* _Série d'exercices_:
1. D'après l'extrait sur les contrats d'achat d'électricité solaire, à quelle durée la modification envisagée ramènerait-elle ces contrats ?
2. Reprenez l'extrait sur les contrats d'achat d'électricité solaire et poursuivez-le à partir de sa dernière phrase.

* _Extrait du texte_:
* * *
C’est peu dire que l’information, dévoilée par le journal Les Echos le 16 septembre dernier, selon laquelle le Ministère de l’Economie et des Finances envisagerait, pour des raisons budgétaires, de « renégocier » les contrats d’achat d’électricité solaire conclus par les producteurs et EDF Obligation d’Achat (ou d’autres acheteurs obligés) avant 2011, a fait l’effet d’une « bombe » au sein de la filière solaire française.
Depuis cette annonce, il semble acquis que seules les « grandes centrales solaires », dont le périmètre reste à définir, seraient concernées et que la modification envisagée consisterait à réduire la durée des contrats d’achat à 13 ou 15 ans (au lieu de 20) plutôt que le niveau du tarif d’achat.
Cette newsletter propose un éclairage sur l’un des fondements possibles de cette démarche : le « droit de modification unilatérale par l’Administration des contrats administratifs ».
- La modification unilatérale d’un contrat d’achat d’électricité solaire est-elle, d’une manière générale, possible ?
Depuis la loi n° 2010-788 du 12 juillet 2010 « portant engagement national pour l’environnement » (loi « Grenelle 2 », article 88 III 3°, actuellement article L. 314-7 du Code de l’Energie), les contrats d’obligation d’achat d’électricité à partir de sources d’énergie renouvelables sont qualifiés de « contrats administratifs ».
Le législateur a ainsi fait d’ « une pierre deux coups » : le principe de « mutabilité » du contrat administratif, selon lequel la personne publique peut à tout moment modifier ou résilier unilatéralement un tel contrat, a ainsi été rendu applicable aux contrats d’achat d’électricité solaire.
- Le Ministère de l’Economie et des Finances peut-il modifier un contrat d’achat auquel il n’est pas partie ?
La majorité des contrats d’achat lient un producteur d’électricité à EDF Obligation d’Achat, société privée dont le capital est détenu majoritairement par l’Etat français. De ce fait, aucune personne publique n’est « partie » à ces contrats d’achat.
* * *
* _Données extraites_:
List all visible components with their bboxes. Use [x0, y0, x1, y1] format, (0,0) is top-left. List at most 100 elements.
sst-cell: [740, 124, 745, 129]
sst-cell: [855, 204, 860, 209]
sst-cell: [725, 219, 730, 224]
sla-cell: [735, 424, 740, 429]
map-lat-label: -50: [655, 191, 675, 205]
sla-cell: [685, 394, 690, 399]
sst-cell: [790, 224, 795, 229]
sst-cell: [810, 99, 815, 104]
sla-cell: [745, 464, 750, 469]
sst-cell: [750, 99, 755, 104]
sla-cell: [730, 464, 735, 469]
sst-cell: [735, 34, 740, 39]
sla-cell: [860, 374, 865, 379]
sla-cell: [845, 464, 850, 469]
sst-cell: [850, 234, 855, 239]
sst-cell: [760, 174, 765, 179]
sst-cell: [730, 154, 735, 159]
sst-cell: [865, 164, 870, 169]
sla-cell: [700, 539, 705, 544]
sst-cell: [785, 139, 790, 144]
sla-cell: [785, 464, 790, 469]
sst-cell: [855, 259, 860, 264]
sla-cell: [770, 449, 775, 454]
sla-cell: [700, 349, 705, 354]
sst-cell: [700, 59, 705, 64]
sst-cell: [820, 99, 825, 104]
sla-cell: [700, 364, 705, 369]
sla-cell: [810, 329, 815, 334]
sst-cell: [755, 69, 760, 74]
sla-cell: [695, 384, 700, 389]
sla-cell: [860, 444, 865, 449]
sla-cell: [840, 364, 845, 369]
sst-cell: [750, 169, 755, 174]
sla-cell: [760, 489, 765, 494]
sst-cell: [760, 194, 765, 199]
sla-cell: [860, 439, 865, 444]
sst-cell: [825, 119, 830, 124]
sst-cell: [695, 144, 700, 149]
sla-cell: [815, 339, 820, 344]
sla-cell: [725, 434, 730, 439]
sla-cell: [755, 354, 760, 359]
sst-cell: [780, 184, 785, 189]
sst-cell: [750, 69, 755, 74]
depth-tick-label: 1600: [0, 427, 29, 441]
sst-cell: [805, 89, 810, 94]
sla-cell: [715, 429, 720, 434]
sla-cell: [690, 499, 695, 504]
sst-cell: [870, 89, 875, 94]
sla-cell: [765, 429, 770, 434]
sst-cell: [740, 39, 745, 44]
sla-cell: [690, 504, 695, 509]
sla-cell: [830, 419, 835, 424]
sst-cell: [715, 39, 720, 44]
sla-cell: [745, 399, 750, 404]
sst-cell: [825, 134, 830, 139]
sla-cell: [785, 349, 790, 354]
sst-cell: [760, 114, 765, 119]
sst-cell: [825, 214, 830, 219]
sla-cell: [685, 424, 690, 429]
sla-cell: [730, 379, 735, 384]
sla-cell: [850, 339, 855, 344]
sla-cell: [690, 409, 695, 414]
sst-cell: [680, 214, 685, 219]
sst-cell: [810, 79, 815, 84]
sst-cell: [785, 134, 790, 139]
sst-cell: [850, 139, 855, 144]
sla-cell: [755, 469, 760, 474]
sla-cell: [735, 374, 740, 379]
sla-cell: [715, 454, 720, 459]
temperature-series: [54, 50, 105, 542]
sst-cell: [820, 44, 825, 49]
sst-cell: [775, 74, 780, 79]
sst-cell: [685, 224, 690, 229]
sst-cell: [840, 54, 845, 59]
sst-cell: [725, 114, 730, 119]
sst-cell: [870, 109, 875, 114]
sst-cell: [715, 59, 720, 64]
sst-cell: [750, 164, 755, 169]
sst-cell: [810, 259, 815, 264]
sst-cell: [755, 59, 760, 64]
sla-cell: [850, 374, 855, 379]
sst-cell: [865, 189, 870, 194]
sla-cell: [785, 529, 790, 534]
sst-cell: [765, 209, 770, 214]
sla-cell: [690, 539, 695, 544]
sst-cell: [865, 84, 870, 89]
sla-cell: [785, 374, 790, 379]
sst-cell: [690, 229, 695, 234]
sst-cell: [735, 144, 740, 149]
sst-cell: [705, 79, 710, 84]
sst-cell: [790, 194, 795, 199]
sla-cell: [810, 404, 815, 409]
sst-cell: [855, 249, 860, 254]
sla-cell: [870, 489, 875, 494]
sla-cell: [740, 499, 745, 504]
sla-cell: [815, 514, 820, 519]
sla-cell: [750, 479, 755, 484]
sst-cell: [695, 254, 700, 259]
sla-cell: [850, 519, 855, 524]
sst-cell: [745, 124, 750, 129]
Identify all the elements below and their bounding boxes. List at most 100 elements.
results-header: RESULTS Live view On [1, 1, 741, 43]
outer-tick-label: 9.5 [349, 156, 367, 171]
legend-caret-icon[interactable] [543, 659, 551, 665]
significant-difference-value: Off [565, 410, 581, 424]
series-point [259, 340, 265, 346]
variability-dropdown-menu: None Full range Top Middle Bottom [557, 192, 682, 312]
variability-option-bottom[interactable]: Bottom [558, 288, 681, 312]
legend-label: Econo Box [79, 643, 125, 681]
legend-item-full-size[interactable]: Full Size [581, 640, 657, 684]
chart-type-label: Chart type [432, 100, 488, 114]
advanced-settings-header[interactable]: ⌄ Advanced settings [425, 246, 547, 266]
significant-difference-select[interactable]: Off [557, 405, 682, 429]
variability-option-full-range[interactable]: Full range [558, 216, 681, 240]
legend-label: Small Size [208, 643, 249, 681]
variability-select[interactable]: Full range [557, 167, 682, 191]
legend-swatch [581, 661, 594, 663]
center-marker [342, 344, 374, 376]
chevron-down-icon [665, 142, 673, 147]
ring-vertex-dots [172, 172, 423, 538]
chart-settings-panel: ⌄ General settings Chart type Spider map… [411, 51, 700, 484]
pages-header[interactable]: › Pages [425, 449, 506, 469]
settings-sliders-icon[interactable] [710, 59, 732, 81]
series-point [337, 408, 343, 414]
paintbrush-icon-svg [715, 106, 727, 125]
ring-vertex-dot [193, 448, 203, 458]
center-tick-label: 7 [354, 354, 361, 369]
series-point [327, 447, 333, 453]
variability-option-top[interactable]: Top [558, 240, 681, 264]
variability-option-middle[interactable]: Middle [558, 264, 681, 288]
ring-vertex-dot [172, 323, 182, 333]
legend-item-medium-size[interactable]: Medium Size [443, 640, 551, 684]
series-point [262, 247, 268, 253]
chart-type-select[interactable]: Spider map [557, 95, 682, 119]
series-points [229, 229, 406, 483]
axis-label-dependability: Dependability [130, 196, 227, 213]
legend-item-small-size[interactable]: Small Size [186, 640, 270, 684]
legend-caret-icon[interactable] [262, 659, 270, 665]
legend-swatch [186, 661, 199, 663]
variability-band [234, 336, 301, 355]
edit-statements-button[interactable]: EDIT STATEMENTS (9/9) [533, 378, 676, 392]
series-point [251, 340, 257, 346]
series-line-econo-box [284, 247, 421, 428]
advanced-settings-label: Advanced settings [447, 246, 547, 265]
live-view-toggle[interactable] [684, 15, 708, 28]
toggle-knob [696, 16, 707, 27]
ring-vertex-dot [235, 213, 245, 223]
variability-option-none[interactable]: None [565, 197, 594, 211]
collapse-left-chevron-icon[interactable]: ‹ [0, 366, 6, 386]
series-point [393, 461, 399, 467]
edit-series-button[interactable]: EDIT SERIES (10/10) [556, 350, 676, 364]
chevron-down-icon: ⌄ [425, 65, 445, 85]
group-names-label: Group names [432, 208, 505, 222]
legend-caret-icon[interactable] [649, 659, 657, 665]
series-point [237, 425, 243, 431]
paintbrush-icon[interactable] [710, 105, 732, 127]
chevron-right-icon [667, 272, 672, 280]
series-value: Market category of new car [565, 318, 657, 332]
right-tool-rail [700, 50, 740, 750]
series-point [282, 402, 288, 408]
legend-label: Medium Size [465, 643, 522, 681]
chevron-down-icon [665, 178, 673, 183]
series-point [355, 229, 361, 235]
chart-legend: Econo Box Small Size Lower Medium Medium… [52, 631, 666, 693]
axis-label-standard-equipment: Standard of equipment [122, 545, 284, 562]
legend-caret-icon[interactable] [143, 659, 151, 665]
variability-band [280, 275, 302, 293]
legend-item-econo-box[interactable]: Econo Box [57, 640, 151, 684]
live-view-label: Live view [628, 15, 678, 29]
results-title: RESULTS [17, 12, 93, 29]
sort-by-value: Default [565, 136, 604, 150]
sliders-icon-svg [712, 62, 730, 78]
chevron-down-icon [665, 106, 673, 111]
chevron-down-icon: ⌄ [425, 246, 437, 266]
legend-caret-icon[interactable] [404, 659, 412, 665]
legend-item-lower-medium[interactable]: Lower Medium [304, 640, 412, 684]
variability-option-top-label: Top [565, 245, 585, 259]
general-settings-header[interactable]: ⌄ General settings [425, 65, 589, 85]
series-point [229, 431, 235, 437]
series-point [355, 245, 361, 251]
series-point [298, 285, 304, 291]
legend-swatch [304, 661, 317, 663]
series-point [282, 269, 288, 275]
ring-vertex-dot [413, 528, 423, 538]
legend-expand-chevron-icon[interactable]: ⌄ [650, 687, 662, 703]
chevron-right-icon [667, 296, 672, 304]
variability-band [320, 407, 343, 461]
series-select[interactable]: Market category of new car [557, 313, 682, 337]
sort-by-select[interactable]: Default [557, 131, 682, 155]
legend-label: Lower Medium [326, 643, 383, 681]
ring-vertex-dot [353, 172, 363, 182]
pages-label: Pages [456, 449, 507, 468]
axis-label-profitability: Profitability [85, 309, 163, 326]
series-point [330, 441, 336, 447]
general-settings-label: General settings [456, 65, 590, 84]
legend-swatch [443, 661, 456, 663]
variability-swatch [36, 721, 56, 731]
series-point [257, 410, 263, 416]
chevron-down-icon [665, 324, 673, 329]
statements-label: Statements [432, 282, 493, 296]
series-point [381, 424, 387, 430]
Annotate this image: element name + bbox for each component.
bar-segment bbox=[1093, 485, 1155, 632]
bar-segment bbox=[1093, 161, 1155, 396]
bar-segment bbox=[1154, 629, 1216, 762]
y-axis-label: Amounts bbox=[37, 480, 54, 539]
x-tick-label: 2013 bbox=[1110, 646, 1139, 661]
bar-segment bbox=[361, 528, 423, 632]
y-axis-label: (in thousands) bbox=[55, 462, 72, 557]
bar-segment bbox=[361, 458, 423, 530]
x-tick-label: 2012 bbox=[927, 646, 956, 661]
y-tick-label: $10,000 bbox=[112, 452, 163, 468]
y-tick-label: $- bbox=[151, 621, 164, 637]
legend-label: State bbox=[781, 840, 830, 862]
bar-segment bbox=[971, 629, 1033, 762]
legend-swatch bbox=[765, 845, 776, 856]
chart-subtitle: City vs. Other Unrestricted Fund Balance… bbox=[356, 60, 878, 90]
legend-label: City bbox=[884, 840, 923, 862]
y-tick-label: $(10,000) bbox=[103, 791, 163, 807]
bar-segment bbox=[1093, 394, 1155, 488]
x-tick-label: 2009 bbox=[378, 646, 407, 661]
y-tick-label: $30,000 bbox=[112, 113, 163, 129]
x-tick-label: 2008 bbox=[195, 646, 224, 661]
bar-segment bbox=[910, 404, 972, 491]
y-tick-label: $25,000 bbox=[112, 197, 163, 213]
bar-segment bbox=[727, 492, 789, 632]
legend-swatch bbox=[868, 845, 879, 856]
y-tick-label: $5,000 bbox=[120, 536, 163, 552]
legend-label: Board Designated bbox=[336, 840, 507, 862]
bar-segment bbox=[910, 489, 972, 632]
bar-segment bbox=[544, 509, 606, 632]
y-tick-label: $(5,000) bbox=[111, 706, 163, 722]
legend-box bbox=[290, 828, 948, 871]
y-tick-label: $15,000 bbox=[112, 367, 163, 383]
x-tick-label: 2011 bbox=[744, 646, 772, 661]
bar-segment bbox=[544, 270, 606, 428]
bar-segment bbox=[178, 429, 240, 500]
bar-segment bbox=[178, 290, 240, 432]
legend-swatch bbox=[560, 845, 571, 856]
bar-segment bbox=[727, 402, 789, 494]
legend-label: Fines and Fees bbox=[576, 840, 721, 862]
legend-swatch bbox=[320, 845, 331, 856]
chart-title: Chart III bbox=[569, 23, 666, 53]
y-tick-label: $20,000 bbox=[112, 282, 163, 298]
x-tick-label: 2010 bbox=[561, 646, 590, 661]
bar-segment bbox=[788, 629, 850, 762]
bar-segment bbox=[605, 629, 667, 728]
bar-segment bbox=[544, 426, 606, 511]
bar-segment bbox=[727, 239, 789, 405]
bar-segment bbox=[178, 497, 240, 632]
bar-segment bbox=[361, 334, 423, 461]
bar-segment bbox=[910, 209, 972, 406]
* * *
* _Réponses par exercice_:
1. À 13 ou 15 ans, au lieu de 20.

2.
Le Conseil d’Etat a, toutefois, estimé que les clauses du contrat d’achat d’électricité solaire reprenaient pour la plupart des dispositions règlementaires, ce qui avait pour effet de supprimer toute liberté contractuelle (CE, 22 janvier 2020, n° 418737, « Société Electricité de France (EDF) c/ Société Corsica Sole »).
Sur la base de cette jurisprudence peut être émise l’idée que le contrat d’achat est de nature « quasi-règlementaire » et que l’Administration disposerait, dès lors, de la possibilité d’en modifier les conditions.
- Les conditions de la modification unilatérale sont-elles encadrées juridiquement ?
Plusieurs conditions doivent être respectées par la personne publique.
D’une part, la modification doit être justifiée par un « motif d’intérêt général » (Conseil d’Etat (CE), 2 mai 1958, no 32401, « Distillerie de Magnac-Laval »).
La jurisprudence manifeste une certaine tolérance pour les modifications contractuelles dont le but est la maîtrise de la dépense publique (CE, 23 mai 2011, n° 328525, « Etablissement public pour l’Aménagement de la région de La Défense »).
Il est permis de s’interroger sur la compatibilité de l’objectif d’allègement des dépenses avec l’ensemble des traités et des normes communautaires et/ou nationales qui fondent la transition énergétique.
D’autre part, il est de jurisprudence constante qu’une modification unilatérale d’un contrat administratif ne saurait aboutir à une remise en cause des clauses financières de ce contrat (CE, 16 mai 1941, « Commune de Vizille », Rec. CE 1941, p. 93 : CE, 16 janvier 1946, « Ville de Limoges », Rec. CE 1946, p. 15).
Enfin, la modification unilatérale d’un contrat administratif par la personne publique doit, pour préserver l’équilibre financier global du contrat, s’accompagner d’une indemnisation du cocontractant (CE, 21 mars 2010, « Cie générale française des tramways », Rec. CE 1910, p. 216).
Cette indemnisation concerne aussi bien les pertes subies que le gain manqué (CE, 5 juin 1953, « Département de l’Isère », Rec. CE 1953, p. 270).
Cette dernière condition paraît constituer un obstacle sérieux à la « modification unilatérale » des contrats d’achat d’électricité solaire : le Ministère de l’Economie et des Finances devrait indemniser les producteurs du préjudice que leur causerait une baisse du tarif d’achat, ce qui serait contraire à l’objectif d’économie affiché.
La réduction de la durée des contrats concernés, au lieu d’une baisse généralisée du tarif d’achat, ne nous paraît pas de nature à répondre à la problématique ci-dessus.
- Une modification unilatérale du contrat d’achat peut-elle s’appliquer à des contrats signés avant 2011 ?
Le Tribunal des Conflits avait estimé, dans sa décision du 13 décembre 2010 précitée, que « la modification apportée par le second texte au premier (…) change, rétroactivement, la nature des contrats en cause… »
A partir du moment où la requalification du contrat d’achat s’appliquerait de manière rétroactive, l’Administration pourrait donc rétroactivement modifier des contrats d’achat d’électricité solaire.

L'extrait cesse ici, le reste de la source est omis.